The word "Memorial" occurs in some lines of the data. Return each such line.

· · · · · · ·

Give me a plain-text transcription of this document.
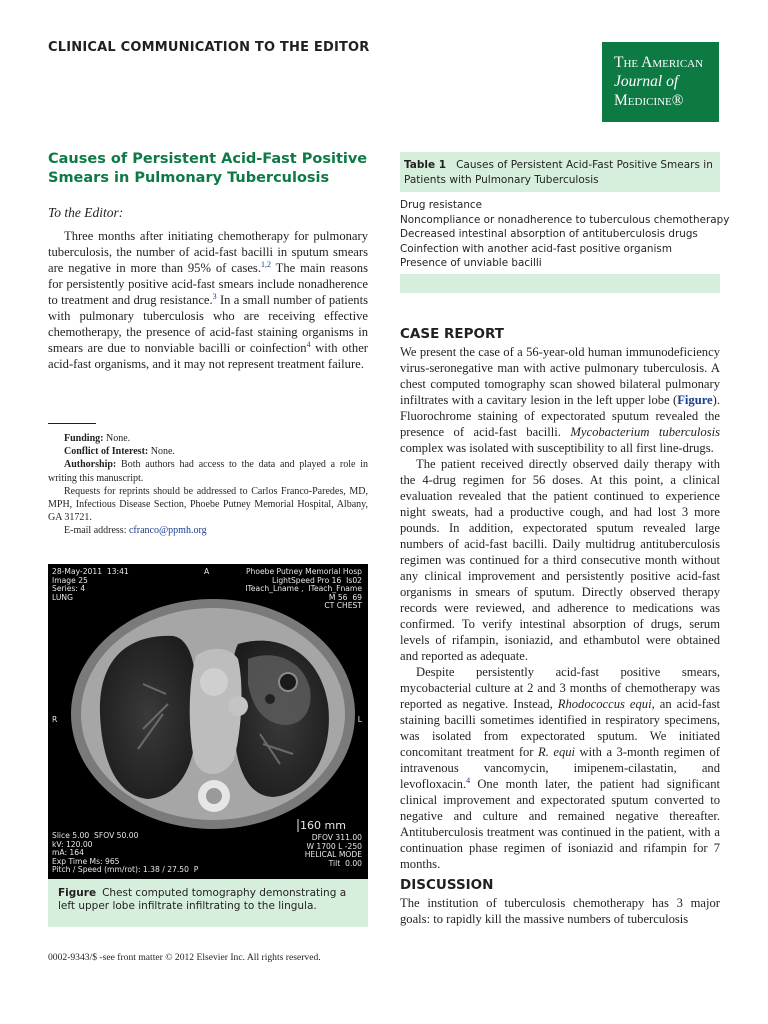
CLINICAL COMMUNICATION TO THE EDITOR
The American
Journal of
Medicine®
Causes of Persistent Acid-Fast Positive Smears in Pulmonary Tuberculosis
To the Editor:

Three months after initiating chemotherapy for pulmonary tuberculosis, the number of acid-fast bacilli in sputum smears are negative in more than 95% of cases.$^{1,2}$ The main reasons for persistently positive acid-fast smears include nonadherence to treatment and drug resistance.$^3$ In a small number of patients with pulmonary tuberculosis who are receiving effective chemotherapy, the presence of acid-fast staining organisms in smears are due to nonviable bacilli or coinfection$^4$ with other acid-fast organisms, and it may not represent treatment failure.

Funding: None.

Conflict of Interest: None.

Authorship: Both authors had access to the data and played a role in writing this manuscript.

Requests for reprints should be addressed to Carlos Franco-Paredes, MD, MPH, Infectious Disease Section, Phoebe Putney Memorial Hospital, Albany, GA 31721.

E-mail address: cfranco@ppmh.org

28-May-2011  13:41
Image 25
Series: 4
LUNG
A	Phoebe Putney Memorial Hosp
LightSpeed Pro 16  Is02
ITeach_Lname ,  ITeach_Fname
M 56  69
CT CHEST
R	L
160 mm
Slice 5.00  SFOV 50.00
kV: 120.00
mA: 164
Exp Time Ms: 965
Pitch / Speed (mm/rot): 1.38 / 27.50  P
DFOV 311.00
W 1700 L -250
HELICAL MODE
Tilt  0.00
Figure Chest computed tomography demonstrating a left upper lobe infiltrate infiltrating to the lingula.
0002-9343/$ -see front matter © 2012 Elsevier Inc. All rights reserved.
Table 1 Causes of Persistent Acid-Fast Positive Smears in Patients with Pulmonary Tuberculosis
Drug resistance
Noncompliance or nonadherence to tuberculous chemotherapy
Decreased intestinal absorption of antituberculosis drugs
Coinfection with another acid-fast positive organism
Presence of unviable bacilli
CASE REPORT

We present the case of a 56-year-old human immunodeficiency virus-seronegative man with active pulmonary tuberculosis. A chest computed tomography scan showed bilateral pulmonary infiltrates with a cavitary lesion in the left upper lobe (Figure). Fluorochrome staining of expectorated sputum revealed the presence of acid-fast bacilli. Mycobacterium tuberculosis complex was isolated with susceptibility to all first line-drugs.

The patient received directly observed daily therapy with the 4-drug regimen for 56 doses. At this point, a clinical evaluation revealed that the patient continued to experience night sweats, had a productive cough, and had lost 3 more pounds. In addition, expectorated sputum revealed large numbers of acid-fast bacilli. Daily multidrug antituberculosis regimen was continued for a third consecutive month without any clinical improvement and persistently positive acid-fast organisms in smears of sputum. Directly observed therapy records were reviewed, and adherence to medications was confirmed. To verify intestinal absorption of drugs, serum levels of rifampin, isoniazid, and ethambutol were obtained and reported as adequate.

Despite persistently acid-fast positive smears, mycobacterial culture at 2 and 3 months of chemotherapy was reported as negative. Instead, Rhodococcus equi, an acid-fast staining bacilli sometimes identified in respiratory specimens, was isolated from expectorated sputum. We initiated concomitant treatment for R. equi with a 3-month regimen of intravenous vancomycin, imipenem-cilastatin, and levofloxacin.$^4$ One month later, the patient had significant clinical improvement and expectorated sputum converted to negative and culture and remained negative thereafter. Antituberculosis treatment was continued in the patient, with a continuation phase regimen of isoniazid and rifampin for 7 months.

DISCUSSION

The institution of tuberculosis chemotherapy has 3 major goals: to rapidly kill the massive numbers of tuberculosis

· · · · · · ·

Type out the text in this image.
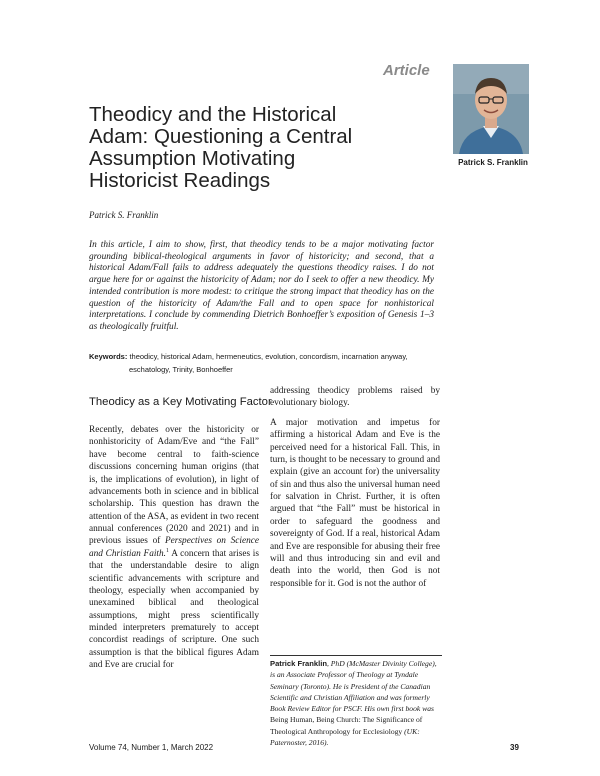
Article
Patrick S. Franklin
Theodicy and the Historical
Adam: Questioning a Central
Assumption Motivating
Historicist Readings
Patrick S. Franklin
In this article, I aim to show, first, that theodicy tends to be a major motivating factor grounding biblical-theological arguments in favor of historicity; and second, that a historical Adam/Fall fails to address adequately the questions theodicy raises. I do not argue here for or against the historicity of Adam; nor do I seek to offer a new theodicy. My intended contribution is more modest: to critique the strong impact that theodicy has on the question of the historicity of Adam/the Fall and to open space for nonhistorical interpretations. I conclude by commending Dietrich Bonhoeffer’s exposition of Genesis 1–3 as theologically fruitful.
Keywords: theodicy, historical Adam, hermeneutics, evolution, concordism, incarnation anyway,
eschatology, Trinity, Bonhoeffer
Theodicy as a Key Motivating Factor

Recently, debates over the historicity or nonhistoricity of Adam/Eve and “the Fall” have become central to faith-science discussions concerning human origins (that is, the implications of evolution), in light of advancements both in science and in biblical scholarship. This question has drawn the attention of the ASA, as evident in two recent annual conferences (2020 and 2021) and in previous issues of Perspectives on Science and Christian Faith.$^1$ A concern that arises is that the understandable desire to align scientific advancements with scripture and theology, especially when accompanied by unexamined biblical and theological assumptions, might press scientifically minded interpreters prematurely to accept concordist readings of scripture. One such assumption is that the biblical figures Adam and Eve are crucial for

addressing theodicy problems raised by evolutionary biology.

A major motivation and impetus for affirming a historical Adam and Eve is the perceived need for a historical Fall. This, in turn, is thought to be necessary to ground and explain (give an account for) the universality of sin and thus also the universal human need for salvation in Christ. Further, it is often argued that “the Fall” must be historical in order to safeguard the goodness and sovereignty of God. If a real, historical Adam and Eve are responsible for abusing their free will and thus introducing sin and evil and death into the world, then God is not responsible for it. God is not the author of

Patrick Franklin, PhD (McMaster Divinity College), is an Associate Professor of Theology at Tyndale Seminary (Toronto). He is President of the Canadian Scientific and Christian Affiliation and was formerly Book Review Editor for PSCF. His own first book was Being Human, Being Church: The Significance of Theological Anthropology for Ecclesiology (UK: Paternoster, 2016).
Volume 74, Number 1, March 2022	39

· · · · · · ·

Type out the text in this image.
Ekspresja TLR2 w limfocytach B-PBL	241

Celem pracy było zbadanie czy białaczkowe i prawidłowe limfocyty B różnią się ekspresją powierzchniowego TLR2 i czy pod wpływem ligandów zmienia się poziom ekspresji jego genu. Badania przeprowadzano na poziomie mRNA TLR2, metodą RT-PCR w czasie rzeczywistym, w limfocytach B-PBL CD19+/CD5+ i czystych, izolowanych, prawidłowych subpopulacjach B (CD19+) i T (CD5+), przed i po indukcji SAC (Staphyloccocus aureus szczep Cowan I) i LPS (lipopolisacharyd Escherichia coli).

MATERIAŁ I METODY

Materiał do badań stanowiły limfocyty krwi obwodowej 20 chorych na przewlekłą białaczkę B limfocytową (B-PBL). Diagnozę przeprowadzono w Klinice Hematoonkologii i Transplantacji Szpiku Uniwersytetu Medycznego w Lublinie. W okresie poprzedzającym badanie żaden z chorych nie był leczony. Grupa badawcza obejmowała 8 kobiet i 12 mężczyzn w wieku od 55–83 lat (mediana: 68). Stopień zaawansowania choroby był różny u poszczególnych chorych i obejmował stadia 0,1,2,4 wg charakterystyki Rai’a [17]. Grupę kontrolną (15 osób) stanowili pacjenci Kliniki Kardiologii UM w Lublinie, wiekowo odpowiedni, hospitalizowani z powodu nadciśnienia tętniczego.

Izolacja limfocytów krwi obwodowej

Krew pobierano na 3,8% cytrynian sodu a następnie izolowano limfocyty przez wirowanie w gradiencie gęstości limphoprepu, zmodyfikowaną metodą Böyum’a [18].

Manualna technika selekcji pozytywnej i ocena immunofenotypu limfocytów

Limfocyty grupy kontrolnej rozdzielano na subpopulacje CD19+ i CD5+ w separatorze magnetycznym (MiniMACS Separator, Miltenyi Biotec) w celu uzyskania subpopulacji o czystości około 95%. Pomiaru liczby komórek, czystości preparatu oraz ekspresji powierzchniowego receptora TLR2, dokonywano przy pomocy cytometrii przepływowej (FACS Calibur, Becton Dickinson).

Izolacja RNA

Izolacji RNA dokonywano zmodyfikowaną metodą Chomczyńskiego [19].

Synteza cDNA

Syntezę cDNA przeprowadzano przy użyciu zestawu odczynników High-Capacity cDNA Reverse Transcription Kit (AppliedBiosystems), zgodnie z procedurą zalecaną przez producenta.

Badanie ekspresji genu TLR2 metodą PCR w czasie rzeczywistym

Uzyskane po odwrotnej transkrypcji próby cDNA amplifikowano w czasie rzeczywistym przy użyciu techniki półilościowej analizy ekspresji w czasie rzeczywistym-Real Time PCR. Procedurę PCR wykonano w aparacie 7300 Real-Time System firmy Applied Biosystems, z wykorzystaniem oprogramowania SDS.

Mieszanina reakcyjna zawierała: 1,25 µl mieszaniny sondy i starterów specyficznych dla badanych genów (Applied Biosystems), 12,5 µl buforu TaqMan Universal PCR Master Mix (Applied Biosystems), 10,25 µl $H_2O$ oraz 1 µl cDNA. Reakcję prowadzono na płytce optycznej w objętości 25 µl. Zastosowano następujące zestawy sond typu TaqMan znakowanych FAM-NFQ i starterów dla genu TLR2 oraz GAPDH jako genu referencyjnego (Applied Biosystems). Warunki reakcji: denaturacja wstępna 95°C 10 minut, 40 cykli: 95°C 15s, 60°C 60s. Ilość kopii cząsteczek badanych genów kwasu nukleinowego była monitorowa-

· · · · · · ·

## EXPECTED OUTPUT
Requests for reprints should be addressed to Carlos Franco-Paredes, MD, MPH, Infectious Disease Section, Phoebe Putney Memorial Hospital, Albany, GA 31721.
A	Phoebe Putney Memorial Hosp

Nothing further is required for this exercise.